= What you should do =
Write the listing out again, all of it, word for word.

= Material for this exercise =
......
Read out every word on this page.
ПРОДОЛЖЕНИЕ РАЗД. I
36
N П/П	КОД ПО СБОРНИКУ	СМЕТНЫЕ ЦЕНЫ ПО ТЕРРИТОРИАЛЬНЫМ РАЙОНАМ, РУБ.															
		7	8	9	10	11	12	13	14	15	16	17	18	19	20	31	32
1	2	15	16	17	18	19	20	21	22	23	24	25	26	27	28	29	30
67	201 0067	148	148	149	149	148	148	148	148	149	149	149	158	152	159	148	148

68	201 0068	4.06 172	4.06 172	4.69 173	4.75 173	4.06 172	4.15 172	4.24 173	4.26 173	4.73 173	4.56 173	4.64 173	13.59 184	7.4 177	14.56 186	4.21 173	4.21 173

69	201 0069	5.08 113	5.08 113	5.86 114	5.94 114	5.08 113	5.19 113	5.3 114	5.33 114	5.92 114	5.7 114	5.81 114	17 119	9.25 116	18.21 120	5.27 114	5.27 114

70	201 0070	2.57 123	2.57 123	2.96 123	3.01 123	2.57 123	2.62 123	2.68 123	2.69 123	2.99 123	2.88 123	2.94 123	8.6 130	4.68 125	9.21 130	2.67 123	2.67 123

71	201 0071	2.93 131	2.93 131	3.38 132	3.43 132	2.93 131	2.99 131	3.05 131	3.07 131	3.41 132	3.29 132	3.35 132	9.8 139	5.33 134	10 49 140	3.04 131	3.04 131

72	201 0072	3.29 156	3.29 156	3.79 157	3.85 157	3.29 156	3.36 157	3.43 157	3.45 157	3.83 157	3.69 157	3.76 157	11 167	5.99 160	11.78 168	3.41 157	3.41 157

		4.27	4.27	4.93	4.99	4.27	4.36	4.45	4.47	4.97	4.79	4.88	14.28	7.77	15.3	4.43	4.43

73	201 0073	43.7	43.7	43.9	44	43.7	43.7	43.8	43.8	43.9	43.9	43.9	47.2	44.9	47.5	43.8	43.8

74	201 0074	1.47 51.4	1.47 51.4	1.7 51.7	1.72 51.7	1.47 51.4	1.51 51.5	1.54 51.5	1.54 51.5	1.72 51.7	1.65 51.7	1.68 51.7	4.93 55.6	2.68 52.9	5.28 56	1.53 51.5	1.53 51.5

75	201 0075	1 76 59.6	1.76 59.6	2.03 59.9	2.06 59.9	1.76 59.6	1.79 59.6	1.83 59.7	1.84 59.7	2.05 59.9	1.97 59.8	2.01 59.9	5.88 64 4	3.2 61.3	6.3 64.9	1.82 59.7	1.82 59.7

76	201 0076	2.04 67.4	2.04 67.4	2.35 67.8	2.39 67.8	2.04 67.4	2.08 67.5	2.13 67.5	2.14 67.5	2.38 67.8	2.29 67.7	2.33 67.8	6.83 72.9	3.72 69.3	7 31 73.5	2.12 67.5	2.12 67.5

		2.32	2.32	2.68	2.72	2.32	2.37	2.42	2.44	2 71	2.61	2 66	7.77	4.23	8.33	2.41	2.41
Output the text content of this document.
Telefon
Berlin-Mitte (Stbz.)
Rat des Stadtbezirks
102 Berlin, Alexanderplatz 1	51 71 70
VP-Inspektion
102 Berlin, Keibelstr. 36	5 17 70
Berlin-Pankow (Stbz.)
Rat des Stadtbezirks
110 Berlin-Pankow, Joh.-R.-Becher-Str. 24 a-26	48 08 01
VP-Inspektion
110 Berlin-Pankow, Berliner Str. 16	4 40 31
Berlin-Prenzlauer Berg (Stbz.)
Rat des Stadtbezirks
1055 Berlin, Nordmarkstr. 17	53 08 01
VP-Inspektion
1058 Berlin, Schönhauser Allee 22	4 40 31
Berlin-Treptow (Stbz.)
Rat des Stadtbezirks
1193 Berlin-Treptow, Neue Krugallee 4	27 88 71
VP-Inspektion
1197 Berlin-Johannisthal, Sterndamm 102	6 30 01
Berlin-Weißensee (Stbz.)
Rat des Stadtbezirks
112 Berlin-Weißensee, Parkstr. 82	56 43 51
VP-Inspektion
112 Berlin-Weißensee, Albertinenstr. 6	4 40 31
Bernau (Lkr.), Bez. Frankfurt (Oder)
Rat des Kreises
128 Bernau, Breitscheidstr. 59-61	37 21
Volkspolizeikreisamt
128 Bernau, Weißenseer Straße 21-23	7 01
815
......
= Task result =
Read out every word on this page.
ПРОДОЛЖЕНИЕ РАЗД. I
36
N П/П	КОД ПО СБОРНИКУ	СМЕТНЫЕ ЦЕНЫ ПО ТЕРРИТОРИАЛЬНЫМ РАЙОНАМ, РУБ.															
		7	8	9	10	11	12	13	14	15	16	17	18	19	20	31	32
1	2	15	16	17	18	19	20	21	22	23	24	25	26	27	28	29	30
67	201 0067	148	148	149	149	148	148	148	148	149	149	149	158	152	159	148	148

68	201 0068	4.06 172	4.06 172	4.69 173	4.75 173	4.06 172	4.15 172	4.24 173	4.26 173	4.73 173	4.56 173	4.64 173	13.59 184	7.4 177	14.56 186	4.21 173	4.21 173

69	201 0069	5.08 113	5.08 113	5.86 114	5.94 114	5.08 113	5.19 113	5.3 114	5.33 114	5.92 114	5.7 114	5.81 114	17 119	9.25 116	18.21 120	5.27 114	5.27 114

70	201 0070	2.57 123	2.57 123	2.96 123	3.01 123	2.57 123	2.62 123	2.68 123	2.69 123	2.99 123	2.88 123	2.94 123	8.6 130	4.68 125	9.21 130	2.67 123	2.67 123

71	201 0071	2.93 131	2.93 131	3.38 132	3.43 132	2.93 131	2.99 131	3.05 131	3.07 131	3.41 132	3.29 132	3.35 132	9.8 139	5.33 134	10 49 140	3.04 131	3.04 131

72	201 0072	3.29 156	3.29 156	3.79 157	3.85 157	3.29 156	3.36 157	3.43 157	3.45 157	3.83 157	3.69 157	3.76 157	11 167	5.99 160	11.78 168	3.41 157	3.41 157

		4.27	4.27	4.93	4.99	4.27	4.36	4.45	4.47	4.97	4.79	4.88	14.28	7.77	15.3	4.43	4.43

73	201 0073	43.7	43.7	43.9	44	43.7	43.7	43.8	43.8	43.9	43.9	43.9	47.2	44.9	47.5	43.8	43.8

74	201 0074	1.47 51.4	1.47 51.4	1.7 51.7	1.72 51.7	1.47 51.4	1.51 51.5	1.54 51.5	1.54 51.5	1.72 51.7	1.65 51.7	1.68 51.7	4.93 55.6	2.68 52.9	5.28 56	1.53 51.5	1.53 51.5

75	201 0075	1 76 59.6	1.76 59.6	2.03 59.9	2.06 59.9	1.76 59.6	1.79 59.6	1.83 59.7	1.84 59.7	2.05 59.9	1.97 59.8	2.01 59.9	5.88 64 4	3.2 61.3	6.3 64.9	1.82 59.7	1.82 59.7

76	201 0076	2.04 67.4	2.04 67.4	2.35 67.8	2.39 67.8	2.04 67.4	2.08 67.5	2.13 67.5	2.14 67.5	2.38 67.8	2.29 67.7	2.33 67.8	6.83 72.9	3.72 69.3	7 31 73.5	2.12 67.5	2.12 67.5

		2.32	2.32	2.68	2.72	2.32	2.37	2.42	2.44	2 71	2.61	2 66	7.77	4.23	8.33	2.41	2.41
Output the text content of this document.
Telefon
Berlin-Mitte (Stbz.)
Rat des Stadtbezirks
102 Berlin, Alexanderplatz 1	51 71 70
VP-Inspektion
102 Berlin, Keibelstr. 36	5 17 70
Berlin-Pankow (Stbz.)
Rat des Stadtbezirks
110 Berlin-Pankow, Joh.-R.-Becher-Str. 24 a-26	48 08 01
VP-Inspektion
110 Berlin-Pankow, Berliner Str. 16	4 40 31
Berlin-Prenzlauer Berg (Stbz.)
Rat des Stadtbezirks
1055 Berlin, Nordmarkstr. 17	53 08 01
VP-Inspektion
1058 Berlin, Schönhauser Allee 22	4 40 31
Berlin-Treptow (Stbz.)
Rat des Stadtbezirks
1193 Berlin-Treptow, Neue Krugallee 4	27 88 71
VP-Inspektion
1197 Berlin-Johannisthal, Sterndamm 102	6 30 01
Berlin-Weißensee (Stbz.)
Rat des Stadtbezirks
112 Berlin-Weißensee, Parkstr. 82	56 43 51
VP-Inspektion
112 Berlin-Weißensee, Albertinenstr. 6	4 40 31
Bernau (Lkr.), Bez. Frankfurt (Oder)
Rat des Kreises
128 Bernau, Breitscheidstr. 59-61	37 21
Volkspolizeikreisamt
128 Bernau, Weißenseer Straße 21-23	7 01
815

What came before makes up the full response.